**What you need to do**. Scan the listing below and copy every line holding "friedrich".

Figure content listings
------------------------------------------------------------
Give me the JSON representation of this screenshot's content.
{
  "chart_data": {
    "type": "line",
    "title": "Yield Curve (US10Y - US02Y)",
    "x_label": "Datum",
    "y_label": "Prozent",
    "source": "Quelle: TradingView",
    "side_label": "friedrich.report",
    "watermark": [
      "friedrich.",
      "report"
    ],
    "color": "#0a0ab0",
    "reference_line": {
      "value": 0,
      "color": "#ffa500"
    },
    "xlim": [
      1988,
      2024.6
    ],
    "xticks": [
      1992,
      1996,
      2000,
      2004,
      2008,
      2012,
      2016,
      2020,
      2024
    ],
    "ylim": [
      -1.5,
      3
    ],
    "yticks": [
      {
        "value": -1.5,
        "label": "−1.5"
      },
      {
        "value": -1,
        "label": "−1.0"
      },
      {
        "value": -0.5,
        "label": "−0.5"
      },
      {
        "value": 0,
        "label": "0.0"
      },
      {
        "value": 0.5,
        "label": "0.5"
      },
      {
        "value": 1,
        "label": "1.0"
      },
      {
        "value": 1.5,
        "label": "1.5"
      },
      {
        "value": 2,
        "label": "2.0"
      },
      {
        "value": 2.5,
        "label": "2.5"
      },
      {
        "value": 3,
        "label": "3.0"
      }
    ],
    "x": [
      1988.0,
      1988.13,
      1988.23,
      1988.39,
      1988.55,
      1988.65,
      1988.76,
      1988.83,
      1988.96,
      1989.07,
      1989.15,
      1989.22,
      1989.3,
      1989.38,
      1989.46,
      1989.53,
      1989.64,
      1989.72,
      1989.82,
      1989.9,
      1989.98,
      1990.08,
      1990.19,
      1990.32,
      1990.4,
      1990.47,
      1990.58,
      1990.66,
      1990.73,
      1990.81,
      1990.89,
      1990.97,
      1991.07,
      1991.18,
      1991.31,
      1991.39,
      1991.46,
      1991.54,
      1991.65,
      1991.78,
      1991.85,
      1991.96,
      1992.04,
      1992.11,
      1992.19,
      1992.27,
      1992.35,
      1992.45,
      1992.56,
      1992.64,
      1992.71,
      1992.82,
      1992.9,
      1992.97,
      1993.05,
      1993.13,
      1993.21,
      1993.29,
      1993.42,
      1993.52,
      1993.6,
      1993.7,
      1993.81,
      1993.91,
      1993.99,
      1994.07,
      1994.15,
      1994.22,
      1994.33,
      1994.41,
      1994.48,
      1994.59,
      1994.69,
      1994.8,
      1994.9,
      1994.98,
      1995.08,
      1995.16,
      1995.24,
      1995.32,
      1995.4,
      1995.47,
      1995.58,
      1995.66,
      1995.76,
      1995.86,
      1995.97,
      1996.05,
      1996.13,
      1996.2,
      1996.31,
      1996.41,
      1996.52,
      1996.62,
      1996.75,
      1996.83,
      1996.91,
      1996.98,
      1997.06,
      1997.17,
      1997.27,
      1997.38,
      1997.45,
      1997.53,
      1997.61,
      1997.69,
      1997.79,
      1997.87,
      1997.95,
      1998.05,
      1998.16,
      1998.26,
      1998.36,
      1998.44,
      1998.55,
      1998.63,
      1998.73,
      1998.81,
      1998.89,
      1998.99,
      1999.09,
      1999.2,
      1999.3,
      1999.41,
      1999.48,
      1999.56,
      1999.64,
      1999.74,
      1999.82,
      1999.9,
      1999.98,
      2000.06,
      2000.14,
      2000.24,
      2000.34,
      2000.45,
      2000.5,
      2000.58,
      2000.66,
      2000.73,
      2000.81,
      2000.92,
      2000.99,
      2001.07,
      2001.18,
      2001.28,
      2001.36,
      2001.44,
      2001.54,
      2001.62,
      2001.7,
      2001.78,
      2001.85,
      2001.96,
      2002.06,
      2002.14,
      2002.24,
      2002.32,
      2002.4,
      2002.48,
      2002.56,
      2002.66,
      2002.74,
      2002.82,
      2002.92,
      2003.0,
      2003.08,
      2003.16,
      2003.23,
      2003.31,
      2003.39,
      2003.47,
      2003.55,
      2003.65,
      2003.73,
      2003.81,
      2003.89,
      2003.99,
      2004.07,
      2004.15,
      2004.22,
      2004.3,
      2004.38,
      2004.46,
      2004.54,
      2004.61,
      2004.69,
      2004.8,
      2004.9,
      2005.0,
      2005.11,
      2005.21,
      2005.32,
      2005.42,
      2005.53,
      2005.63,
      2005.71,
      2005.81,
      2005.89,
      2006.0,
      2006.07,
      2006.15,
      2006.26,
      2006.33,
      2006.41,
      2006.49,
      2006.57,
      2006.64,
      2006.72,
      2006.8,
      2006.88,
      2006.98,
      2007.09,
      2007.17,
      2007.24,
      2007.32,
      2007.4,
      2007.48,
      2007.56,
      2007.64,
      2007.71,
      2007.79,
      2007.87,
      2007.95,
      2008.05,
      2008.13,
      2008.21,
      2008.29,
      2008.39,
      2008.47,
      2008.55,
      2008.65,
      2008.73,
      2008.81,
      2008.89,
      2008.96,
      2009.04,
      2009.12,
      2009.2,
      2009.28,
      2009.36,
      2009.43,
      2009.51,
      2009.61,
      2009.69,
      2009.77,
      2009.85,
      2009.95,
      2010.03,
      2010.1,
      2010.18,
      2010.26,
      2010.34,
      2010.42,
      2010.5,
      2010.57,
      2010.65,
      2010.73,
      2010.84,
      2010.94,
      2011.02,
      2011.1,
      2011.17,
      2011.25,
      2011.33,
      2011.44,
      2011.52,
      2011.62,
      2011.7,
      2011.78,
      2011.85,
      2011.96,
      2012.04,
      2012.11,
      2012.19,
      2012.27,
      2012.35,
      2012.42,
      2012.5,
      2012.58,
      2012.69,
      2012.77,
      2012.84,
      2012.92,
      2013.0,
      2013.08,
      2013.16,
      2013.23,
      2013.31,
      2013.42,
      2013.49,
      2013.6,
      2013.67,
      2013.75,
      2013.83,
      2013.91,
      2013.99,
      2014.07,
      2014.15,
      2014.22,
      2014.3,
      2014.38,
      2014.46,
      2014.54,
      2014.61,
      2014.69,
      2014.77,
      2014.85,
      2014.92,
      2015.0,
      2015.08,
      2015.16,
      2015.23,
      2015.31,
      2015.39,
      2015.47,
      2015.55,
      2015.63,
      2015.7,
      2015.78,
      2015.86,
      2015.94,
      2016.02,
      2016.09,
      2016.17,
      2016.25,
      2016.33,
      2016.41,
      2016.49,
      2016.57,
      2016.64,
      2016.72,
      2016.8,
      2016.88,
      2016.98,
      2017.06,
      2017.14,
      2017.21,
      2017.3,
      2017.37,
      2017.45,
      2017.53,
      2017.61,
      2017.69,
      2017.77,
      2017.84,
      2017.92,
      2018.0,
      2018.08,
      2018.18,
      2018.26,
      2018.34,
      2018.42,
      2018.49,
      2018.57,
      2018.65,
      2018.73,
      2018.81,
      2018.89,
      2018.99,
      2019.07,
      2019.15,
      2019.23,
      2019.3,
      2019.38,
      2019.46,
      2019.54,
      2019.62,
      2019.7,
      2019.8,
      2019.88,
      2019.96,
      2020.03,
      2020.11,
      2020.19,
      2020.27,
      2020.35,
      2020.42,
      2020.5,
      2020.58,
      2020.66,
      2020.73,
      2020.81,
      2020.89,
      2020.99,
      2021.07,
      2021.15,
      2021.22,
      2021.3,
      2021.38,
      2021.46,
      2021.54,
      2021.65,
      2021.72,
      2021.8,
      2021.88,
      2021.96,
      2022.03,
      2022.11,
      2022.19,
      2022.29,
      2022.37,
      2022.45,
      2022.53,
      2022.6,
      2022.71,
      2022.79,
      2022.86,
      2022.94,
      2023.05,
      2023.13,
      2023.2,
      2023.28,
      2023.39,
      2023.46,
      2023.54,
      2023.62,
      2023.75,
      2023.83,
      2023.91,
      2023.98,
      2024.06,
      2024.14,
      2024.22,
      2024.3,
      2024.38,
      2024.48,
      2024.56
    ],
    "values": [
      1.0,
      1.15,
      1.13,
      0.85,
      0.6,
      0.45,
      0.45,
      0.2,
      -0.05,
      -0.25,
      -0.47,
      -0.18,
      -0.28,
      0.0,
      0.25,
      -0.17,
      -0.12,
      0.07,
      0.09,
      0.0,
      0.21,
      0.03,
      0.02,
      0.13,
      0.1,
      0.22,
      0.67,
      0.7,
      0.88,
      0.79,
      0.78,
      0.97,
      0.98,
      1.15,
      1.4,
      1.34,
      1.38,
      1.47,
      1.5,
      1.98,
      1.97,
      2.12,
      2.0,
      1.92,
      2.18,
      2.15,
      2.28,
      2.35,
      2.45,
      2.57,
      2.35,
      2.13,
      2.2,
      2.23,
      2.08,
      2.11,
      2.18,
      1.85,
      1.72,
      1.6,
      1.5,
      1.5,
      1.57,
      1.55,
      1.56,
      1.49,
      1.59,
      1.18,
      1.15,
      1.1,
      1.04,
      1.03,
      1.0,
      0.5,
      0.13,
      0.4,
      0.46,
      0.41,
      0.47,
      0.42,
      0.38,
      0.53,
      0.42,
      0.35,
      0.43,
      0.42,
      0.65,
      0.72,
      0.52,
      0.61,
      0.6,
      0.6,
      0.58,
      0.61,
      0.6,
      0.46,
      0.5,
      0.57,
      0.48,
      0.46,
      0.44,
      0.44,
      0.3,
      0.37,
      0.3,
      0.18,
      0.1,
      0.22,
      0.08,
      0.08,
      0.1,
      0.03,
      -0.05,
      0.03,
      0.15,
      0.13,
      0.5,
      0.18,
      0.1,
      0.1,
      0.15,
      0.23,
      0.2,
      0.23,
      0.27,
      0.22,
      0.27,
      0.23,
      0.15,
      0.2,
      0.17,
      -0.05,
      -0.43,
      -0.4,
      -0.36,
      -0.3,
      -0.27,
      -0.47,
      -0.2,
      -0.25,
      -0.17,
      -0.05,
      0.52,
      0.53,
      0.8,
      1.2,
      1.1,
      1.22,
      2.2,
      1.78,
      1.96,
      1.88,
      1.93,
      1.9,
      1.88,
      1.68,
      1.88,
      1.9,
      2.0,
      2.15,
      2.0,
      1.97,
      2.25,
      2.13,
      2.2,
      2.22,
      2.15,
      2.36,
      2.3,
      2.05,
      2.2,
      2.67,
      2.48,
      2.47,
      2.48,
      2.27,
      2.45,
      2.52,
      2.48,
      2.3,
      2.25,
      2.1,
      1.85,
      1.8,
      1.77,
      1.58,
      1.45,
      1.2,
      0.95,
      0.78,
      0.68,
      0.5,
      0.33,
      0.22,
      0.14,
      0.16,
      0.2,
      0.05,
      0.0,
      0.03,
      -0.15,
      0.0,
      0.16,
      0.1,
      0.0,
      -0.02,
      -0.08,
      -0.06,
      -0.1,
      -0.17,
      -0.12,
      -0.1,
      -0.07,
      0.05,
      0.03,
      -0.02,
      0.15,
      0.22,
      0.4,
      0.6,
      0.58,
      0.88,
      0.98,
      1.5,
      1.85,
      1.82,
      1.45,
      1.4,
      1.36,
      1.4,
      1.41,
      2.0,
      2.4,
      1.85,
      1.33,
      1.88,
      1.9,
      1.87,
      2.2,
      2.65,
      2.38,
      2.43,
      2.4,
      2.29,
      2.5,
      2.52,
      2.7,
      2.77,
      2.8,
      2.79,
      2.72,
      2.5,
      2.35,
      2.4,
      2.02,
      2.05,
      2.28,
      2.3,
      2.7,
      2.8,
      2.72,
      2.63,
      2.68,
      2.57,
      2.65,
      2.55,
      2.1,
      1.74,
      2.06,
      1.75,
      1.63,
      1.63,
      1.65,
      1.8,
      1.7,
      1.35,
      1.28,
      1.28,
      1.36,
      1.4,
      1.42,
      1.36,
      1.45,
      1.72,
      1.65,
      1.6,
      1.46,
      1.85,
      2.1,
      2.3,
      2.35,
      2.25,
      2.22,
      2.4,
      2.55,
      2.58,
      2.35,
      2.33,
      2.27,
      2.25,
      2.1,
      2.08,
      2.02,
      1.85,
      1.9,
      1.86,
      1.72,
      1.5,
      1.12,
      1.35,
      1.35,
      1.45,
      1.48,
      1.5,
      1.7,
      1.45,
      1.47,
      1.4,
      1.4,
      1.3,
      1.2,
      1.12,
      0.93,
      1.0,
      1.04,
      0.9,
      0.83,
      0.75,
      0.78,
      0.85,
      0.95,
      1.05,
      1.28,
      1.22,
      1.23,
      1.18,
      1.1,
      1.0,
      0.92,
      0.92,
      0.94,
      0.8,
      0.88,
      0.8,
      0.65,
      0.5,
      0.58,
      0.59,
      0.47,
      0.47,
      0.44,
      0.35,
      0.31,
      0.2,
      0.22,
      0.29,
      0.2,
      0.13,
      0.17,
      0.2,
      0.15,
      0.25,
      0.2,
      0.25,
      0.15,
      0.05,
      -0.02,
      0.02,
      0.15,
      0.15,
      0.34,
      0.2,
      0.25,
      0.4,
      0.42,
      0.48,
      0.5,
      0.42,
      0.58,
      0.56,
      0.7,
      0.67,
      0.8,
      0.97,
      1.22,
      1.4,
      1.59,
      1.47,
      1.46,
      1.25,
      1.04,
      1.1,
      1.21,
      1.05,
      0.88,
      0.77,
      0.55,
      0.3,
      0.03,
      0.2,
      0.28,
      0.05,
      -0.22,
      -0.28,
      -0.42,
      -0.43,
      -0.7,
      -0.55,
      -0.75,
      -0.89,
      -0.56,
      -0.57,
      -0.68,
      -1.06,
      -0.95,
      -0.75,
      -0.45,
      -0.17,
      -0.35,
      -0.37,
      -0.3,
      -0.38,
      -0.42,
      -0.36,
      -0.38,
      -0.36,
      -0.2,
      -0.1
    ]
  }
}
------------------------------------------------------------
**Correct output**.
    "side_label": "friedrich.report",
      "friedrich.",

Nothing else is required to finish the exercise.